• Records for processing:
— begin —

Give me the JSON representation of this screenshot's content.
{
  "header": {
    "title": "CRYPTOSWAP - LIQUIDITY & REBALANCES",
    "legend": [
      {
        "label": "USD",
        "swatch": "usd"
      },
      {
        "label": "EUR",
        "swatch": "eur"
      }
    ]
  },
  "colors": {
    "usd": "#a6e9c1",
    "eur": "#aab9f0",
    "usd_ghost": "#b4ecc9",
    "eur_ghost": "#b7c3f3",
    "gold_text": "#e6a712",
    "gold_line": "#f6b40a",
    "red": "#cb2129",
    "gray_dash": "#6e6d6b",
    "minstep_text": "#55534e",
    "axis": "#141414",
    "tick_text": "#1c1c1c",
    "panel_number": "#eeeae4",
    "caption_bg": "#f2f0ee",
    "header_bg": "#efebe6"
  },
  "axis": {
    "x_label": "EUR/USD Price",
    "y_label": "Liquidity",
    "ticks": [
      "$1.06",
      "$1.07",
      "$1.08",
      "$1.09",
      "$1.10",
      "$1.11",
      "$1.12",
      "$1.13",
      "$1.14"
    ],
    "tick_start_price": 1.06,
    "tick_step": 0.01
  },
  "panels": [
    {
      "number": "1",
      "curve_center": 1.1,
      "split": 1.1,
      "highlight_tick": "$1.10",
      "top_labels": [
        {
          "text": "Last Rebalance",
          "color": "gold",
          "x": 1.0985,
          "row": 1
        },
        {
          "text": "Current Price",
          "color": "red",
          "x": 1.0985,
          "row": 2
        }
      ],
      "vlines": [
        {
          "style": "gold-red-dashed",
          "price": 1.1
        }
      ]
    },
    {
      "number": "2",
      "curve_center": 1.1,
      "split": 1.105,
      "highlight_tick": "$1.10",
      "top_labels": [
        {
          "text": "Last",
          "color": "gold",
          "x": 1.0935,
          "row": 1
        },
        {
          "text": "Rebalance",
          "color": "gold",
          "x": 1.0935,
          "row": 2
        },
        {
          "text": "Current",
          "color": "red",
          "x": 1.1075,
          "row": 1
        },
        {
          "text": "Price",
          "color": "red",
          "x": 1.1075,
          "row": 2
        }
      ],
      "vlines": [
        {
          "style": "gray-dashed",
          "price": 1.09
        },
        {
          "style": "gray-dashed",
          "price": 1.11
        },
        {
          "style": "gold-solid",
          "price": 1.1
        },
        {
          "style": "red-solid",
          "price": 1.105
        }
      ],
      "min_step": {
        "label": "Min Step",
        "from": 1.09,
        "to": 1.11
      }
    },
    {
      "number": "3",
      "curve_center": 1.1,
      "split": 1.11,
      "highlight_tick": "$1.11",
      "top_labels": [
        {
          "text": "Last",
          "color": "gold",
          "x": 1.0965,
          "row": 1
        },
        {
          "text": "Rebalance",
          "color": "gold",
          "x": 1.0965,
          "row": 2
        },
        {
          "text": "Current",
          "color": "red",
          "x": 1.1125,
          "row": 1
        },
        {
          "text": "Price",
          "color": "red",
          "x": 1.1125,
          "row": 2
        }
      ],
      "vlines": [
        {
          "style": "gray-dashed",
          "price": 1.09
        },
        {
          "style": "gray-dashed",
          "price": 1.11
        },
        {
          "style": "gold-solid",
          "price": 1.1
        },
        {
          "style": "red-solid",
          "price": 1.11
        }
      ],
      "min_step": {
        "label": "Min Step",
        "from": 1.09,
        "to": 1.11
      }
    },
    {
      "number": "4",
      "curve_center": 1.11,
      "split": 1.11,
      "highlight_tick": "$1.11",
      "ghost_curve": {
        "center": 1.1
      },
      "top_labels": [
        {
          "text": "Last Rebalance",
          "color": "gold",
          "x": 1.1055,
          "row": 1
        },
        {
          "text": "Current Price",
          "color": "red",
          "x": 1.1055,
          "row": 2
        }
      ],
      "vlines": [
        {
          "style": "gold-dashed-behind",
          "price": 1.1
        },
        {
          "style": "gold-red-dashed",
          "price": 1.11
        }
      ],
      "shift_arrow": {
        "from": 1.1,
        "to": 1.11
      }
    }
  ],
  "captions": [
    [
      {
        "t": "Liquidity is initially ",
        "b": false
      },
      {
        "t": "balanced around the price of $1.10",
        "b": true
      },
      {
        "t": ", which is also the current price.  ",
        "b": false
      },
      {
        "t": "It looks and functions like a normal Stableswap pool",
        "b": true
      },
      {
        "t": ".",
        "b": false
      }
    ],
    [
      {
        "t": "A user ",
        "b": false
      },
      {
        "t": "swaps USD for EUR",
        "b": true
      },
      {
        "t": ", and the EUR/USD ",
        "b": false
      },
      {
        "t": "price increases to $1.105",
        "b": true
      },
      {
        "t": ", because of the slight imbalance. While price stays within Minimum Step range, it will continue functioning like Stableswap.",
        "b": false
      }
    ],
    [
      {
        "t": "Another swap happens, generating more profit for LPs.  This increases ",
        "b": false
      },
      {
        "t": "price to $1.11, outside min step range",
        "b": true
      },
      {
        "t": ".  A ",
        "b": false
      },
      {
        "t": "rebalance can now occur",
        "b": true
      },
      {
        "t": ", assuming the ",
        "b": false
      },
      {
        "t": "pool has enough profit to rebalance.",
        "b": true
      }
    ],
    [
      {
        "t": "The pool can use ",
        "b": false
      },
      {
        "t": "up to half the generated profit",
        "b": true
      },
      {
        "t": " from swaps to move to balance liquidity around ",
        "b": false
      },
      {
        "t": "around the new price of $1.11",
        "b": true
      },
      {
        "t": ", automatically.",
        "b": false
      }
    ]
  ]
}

— end —

• Required task: Reproduce all of the entries word for word.

• Answer for the task:
Give me the JSON representation of this screenshot's content.
{
  "header": {
    "title": "CRYPTOSWAP - LIQUIDITY & REBALANCES",
    "legend": [
      {
        "label": "USD",
        "swatch": "usd"
      },
      {
        "label": "EUR",
        "swatch": "eur"
      }
    ]
  },
  "colors": {
    "usd": "#a6e9c1",
    "eur": "#aab9f0",
    "usd_ghost": "#b4ecc9",
    "eur_ghost": "#b7c3f3",
    "gold_text": "#e6a712",
    "gold_line": "#f6b40a",
    "red": "#cb2129",
    "gray_dash": "#6e6d6b",
    "minstep_text": "#55534e",
    "axis": "#141414",
    "tick_text": "#1c1c1c",
    "panel_number": "#eeeae4",
    "caption_bg": "#f2f0ee",
    "header_bg": "#efebe6"
  },
  "axis": {
    "x_label": "EUR/USD Price",
    "y_label": "Liquidity",
    "ticks": [
      "$1.06",
      "$1.07",
      "$1.08",
      "$1.09",
      "$1.10",
      "$1.11",
      "$1.12",
      "$1.13",
      "$1.14"
    ],
    "tick_start_price": 1.06,
    "tick_step": 0.01
  },
  "panels": [
    {
      "number": "1",
      "curve_center": 1.1,
      "split": 1.1,
      "highlight_tick": "$1.10",
      "top_labels": [
        {
          "text": "Last Rebalance",
          "color": "gold",
          "x": 1.0985,
          "row": 1
        },
        {
          "text": "Current Price",
          "color": "red",
          "x": 1.0985,
          "row": 2
        }
      ],
      "vlines": [
        {
          "style": "gold-red-dashed",
          "price": 1.1
        }
      ]
    },
    {
      "number": "2",
      "curve_center": 1.1,
      "split": 1.105,
      "highlight_tick": "$1.10",
      "top_labels": [
        {
          "text": "Last",
          "color": "gold",
          "x": 1.0935,
          "row": 1
        },
        {
          "text": "Rebalance",
          "color": "gold",
          "x": 1.0935,
          "row": 2
        },
        {
          "text": "Current",
          "color": "red",
          "x": 1.1075,
          "row": 1
        },
        {
          "text": "Price",
          "color": "red",
          "x": 1.1075,
          "row": 2
        }
      ],
      "vlines": [
        {
          "style": "gray-dashed",
          "price": 1.09
        },
        {
          "style": "gray-dashed",
          "price": 1.11
        },
        {
          "style": "gold-solid",
          "price": 1.1
        },
        {
          "style": "red-solid",
          "price": 1.105
        }
      ],
      "min_step": {
        "label": "Min Step",
        "from": 1.09,
        "to": 1.11
      }
    },
    {
      "number": "3",
      "curve_center": 1.1,
      "split": 1.11,
      "highlight_tick": "$1.11",
      "top_labels": [
        {
          "text": "Last",
          "color": "gold",
          "x": 1.0965,
          "row": 1
        },
        {
          "text": "Rebalance",
          "color": "gold",
          "x": 1.0965,
          "row": 2
        },
        {
          "text": "Current",
          "color": "red",
          "x": 1.1125,
          "row": 1
        },
        {
          "text": "Price",
          "color": "red",
          "x": 1.1125,
          "row": 2
        }
      ],
      "vlines": [
        {
          "style": "gray-dashed",
          "price": 1.09
        },
        {
          "style": "gray-dashed",
          "price": 1.11
        },
        {
          "style": "gold-solid",
          "price": 1.1
        },
        {
          "style": "red-solid",
          "price": 1.11
        }
      ],
      "min_step": {
        "label": "Min Step",
        "from": 1.09,
        "to": 1.11
      }
    },
    {
      "number": "4",
      "curve_center": 1.11,
      "split": 1.11,
      "highlight_tick": "$1.11",
      "ghost_curve": {
        "center": 1.1
      },
      "top_labels": [
        {
          "text": "Last Rebalance",
          "color": "gold",
          "x": 1.1055,
          "row": 1
        },
        {
          "text": "Current Price",
          "color": "red",
          "x": 1.1055,
          "row": 2
        }
      ],
      "vlines": [
        {
          "style": "gold-dashed-behind",
          "price": 1.1
        },
        {
          "style": "gold-red-dashed",
          "price": 1.11
        }
      ],
      "shift_arrow": {
        "from": 1.1,
        "to": 1.11
      }
    }
  ],
  "captions": [
    [
      {
        "t": "Liquidity is initially ",
        "b": false
      },
      {
        "t": "balanced around the price of $1.10",
        "b": true
      },
      {
        "t": ", which is also the current price.  ",
        "b": false
      },
      {
        "t": "It looks and functions like a normal Stableswap pool",
        "b": true
      },
      {
        "t": ".",
        "b": false
      }
    ],
    [
      {
        "t": "A user ",
        "b": false
      },
      {
        "t": "swaps USD for EUR",
        "b": true
      },
      {
        "t": ", and the EUR/USD ",
        "b": false
      },
      {
        "t": "price increases to $1.105",
        "b": true
      },
      {
        "t": ", because of the slight imbalance. While price stays within Minimum Step range, it will continue functioning like Stableswap.",
        "b": false
      }
    ],
    [
      {
        "t": "Another swap happens, generating more profit for LPs.  This increases ",
        "b": false
      },
      {
        "t": "price to $1.11, outside min step range",
        "b": true
      },
      {
        "t": ".  A ",
        "b": false
      },
      {
        "t": "rebalance can now occur",
        "b": true
      },
      {
        "t": ", assuming the ",
        "b": false
      },
      {
        "t": "pool has enough profit to rebalance.",
        "b": true
      }
    ],
    [
      {
        "t": "The pool can use ",
        "b": false
      },
      {
        "t": "up to half the generated profit",
        "b": true
      },
      {
        "t": " from swaps to move to balance liquidity around ",
        "b": false
      },
      {
        "t": "around the new price of $1.11",
        "b": true
      },
      {
        "t": ", automatically.",
        "b": false
      }
    ]
  ]
}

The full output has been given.